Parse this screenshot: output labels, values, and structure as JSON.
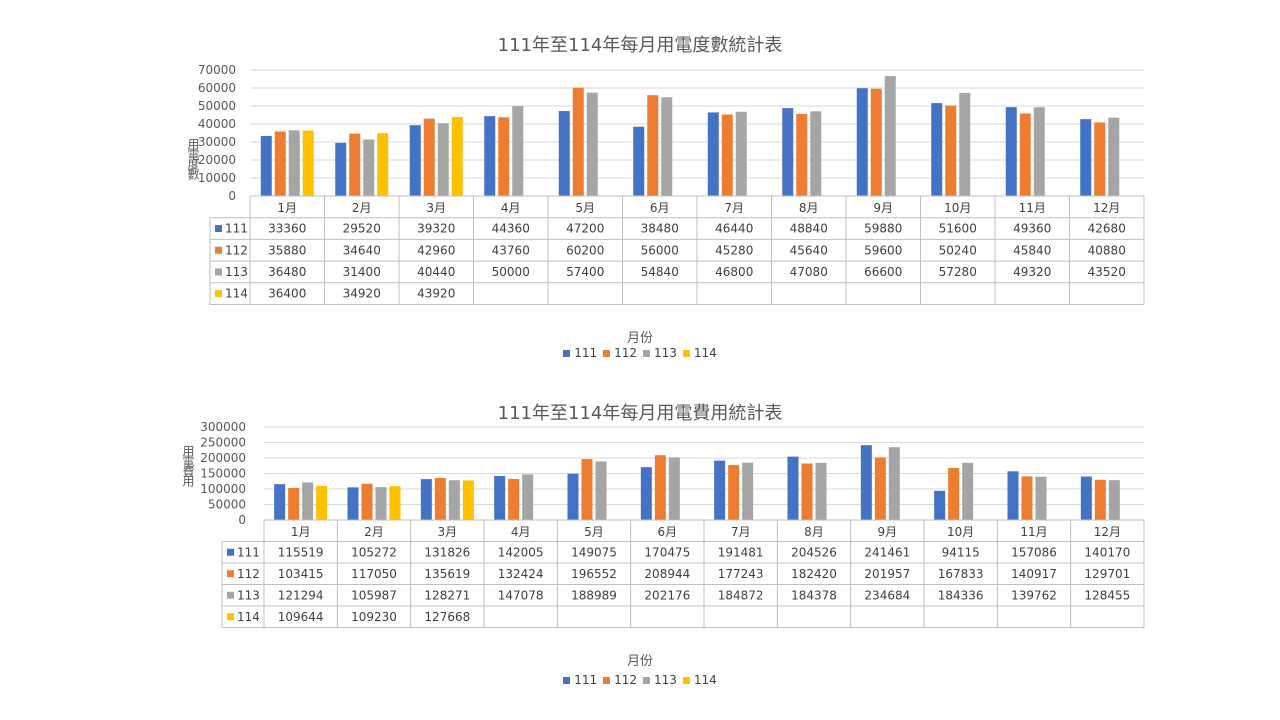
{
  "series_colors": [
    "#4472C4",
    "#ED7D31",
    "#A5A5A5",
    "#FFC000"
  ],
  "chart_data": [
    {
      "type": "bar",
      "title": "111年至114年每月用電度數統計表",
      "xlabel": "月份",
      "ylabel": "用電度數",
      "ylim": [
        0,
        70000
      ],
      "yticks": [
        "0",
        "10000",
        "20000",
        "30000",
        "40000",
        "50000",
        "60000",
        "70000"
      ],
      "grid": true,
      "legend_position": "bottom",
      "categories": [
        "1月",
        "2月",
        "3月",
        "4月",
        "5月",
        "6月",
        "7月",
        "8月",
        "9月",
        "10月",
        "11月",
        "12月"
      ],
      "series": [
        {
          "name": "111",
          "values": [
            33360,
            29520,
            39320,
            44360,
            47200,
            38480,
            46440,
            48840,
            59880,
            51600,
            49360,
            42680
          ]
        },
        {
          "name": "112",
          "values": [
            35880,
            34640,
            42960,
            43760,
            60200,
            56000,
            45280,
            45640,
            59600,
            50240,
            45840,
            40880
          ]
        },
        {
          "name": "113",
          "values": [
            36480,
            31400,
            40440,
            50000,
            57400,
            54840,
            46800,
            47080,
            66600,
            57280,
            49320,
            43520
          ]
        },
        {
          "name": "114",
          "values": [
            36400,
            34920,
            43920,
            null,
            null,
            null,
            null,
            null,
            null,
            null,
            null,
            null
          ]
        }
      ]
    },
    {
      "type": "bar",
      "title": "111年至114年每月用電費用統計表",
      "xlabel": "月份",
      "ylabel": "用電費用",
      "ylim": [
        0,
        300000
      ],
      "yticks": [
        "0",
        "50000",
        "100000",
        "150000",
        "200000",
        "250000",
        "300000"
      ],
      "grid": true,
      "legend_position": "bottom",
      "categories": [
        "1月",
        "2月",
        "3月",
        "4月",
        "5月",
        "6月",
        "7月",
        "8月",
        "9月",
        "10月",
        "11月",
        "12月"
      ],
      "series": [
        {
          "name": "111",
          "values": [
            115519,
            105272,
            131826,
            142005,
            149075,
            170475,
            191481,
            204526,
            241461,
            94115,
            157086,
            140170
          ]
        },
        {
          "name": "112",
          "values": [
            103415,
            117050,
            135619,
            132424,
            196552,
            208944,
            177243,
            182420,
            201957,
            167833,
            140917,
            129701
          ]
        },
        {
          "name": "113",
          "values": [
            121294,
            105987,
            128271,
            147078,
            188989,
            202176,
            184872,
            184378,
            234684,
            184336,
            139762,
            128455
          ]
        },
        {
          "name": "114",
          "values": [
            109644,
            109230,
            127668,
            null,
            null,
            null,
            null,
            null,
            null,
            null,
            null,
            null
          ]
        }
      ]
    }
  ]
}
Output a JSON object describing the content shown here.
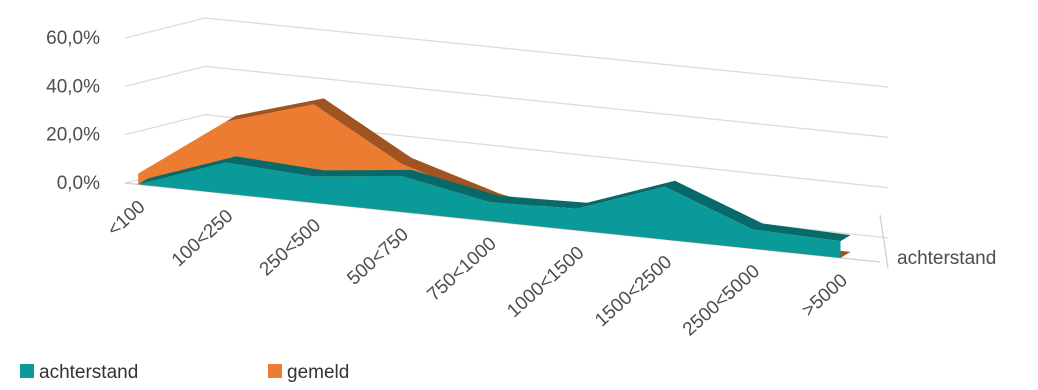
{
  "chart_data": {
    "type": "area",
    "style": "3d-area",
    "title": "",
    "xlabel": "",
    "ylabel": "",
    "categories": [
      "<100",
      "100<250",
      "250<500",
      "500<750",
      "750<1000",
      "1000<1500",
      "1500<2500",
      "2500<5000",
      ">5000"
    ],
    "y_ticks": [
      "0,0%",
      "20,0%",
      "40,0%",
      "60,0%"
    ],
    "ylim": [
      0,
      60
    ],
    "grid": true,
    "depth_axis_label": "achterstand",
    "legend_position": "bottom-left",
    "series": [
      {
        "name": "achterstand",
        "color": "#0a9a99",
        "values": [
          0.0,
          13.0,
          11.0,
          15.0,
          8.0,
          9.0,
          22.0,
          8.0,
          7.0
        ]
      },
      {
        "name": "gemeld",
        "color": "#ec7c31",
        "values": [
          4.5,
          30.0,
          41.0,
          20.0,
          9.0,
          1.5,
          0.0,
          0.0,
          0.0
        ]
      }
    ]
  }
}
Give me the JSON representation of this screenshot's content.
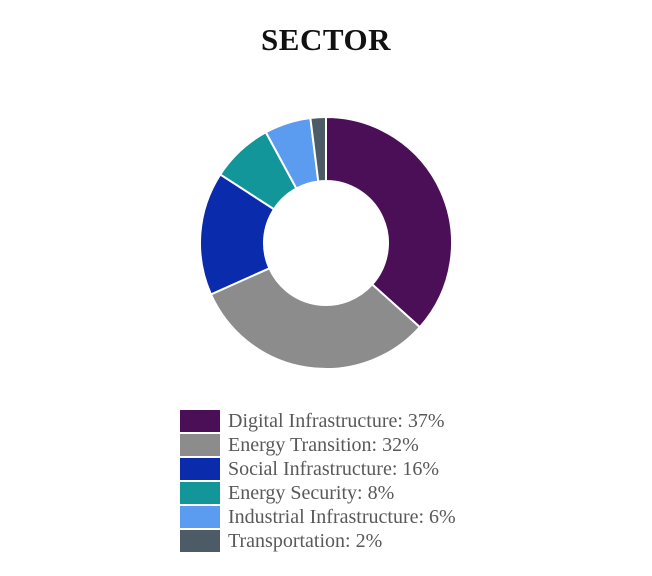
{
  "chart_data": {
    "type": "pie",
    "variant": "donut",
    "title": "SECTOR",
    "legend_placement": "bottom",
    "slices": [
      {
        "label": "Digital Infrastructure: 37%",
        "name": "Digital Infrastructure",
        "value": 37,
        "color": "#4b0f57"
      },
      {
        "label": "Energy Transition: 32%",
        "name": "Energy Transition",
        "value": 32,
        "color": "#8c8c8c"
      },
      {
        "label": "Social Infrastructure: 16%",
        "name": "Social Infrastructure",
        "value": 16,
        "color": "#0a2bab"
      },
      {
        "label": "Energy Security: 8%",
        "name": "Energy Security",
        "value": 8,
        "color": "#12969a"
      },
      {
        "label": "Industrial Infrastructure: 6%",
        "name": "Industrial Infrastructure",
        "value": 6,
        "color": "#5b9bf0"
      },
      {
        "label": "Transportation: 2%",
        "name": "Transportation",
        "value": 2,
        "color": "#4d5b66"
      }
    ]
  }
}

_The task_
Leave the pictures out and reproduce each record exactly as written.

_Result of this exercise_
Parse this screenshot: output labels, values, and structure as JSON.
{
  "series_colors": [
    "#4472C4",
    "#ED7D31",
    "#A5A5A5",
    "#FFC000"
  ],
  "chart_data": [
    {
      "type": "bar",
      "title": "111年至114年每月用電度數統計表",
      "xlabel": "月份",
      "ylabel": "用電度數",
      "ylim": [
        0,
        70000
      ],
      "yticks": [
        "0",
        "10000",
        "20000",
        "30000",
        "40000",
        "50000",
        "60000",
        "70000"
      ],
      "grid": true,
      "legend_position": "bottom",
      "categories": [
        "1月",
        "2月",
        "3月",
        "4月",
        "5月",
        "6月",
        "7月",
        "8月",
        "9月",
        "10月",
        "11月",
        "12月"
      ],
      "series": [
        {
          "name": "111",
          "values": [
            33360,
            29520,
            39320,
            44360,
            47200,
            38480,
            46440,
            48840,
            59880,
            51600,
            49360,
            42680
          ]
        },
        {
          "name": "112",
          "values": [
            35880,
            34640,
            42960,
            43760,
            60200,
            56000,
            45280,
            45640,
            59600,
            50240,
            45840,
            40880
          ]
        },
        {
          "name": "113",
          "values": [
            36480,
            31400,
            40440,
            50000,
            57400,
            54840,
            46800,
            47080,
            66600,
            57280,
            49320,
            43520
          ]
        },
        {
          "name": "114",
          "values": [
            36400,
            34920,
            43920,
            null,
            null,
            null,
            null,
            null,
            null,
            null,
            null,
            null
          ]
        }
      ]
    },
    {
      "type": "bar",
      "title": "111年至114年每月用電費用統計表",
      "xlabel": "月份",
      "ylabel": "用電費用",
      "ylim": [
        0,
        300000
      ],
      "yticks": [
        "0",
        "50000",
        "100000",
        "150000",
        "200000",
        "250000",
        "300000"
      ],
      "grid": true,
      "legend_position": "bottom",
      "categories": [
        "1月",
        "2月",
        "3月",
        "4月",
        "5月",
        "6月",
        "7月",
        "8月",
        "9月",
        "10月",
        "11月",
        "12月"
      ],
      "series": [
        {
          "name": "111",
          "values": [
            115519,
            105272,
            131826,
            142005,
            149075,
            170475,
            191481,
            204526,
            241461,
            94115,
            157086,
            140170
          ]
        },
        {
          "name": "112",
          "values": [
            103415,
            117050,
            135619,
            132424,
            196552,
            208944,
            177243,
            182420,
            201957,
            167833,
            140917,
            129701
          ]
        },
        {
          "name": "113",
          "values": [
            121294,
            105987,
            128271,
            147078,
            188989,
            202176,
            184872,
            184378,
            234684,
            184336,
            139762,
            128455
          ]
        },
        {
          "name": "114",
          "values": [
            109644,
            109230,
            127668,
            null,
            null,
            null,
            null,
            null,
            null,
            null,
            null,
            null
          ]
        }
      ]
    }
  ]
}
Output a JSON object describing the content shown here.
{
  "chart_data": {
    "type": "area",
    "style": "3d-area",
    "title": "",
    "xlabel": "",
    "ylabel": "",
    "categories": [
      "<100",
      "100<250",
      "250<500",
      "500<750",
      "750<1000",
      "1000<1500",
      "1500<2500",
      "2500<5000",
      ">5000"
    ],
    "y_ticks": [
      "0,0%",
      "20,0%",
      "40,0%",
      "60,0%"
    ],
    "ylim": [
      0,
      60
    ],
    "grid": true,
    "depth_axis_label": "achterstand",
    "legend_position": "bottom-left",
    "series": [
      {
        "name": "achterstand",
        "color": "#0a9a99",
        "values": [
          0.0,
          13.0,
          11.0,
          15.0,
          8.0,
          9.0,
          22.0,
          8.0,
          7.0
        ]
      },
      {
        "name": "gemeld",
        "color": "#ec7c31",
        "values": [
          4.5,
          30.0,
          41.0,
          20.0,
          9.0,
          1.5,
          0.0,
          0.0,
          0.0
        ]
      }
    ]
  }
}
Give me the JSON representation of this screenshot's content.
{
  "chart_data": {
    "type": "pie",
    "variant": "donut",
    "title": "SECTOR",
    "legend_placement": "bottom",
    "slices": [
      {
        "label": "Digital Infrastructure: 37%",
        "name": "Digital Infrastructure",
        "value": 37,
        "color": "#4b0f57"
      },
      {
        "label": "Energy Transition: 32%",
        "name": "Energy Transition",
        "value": 32,
        "color": "#8c8c8c"
      },
      {
        "label": "Social Infrastructure: 16%",
        "name": "Social Infrastructure",
        "value": 16,
        "color": "#0a2bab"
      },
      {
        "label": "Energy Security: 8%",
        "name": "Energy Security",
        "value": 8,
        "color": "#12969a"
      },
      {
        "label": "Industrial Infrastructure: 6%",
        "name": "Industrial Infrastructure",
        "value": 6,
        "color": "#5b9bf0"
      },
      {
        "label": "Transportation: 2%",
        "name": "Transportation",
        "value": 2,
        "color": "#4d5b66"
      }
    ]
  }
}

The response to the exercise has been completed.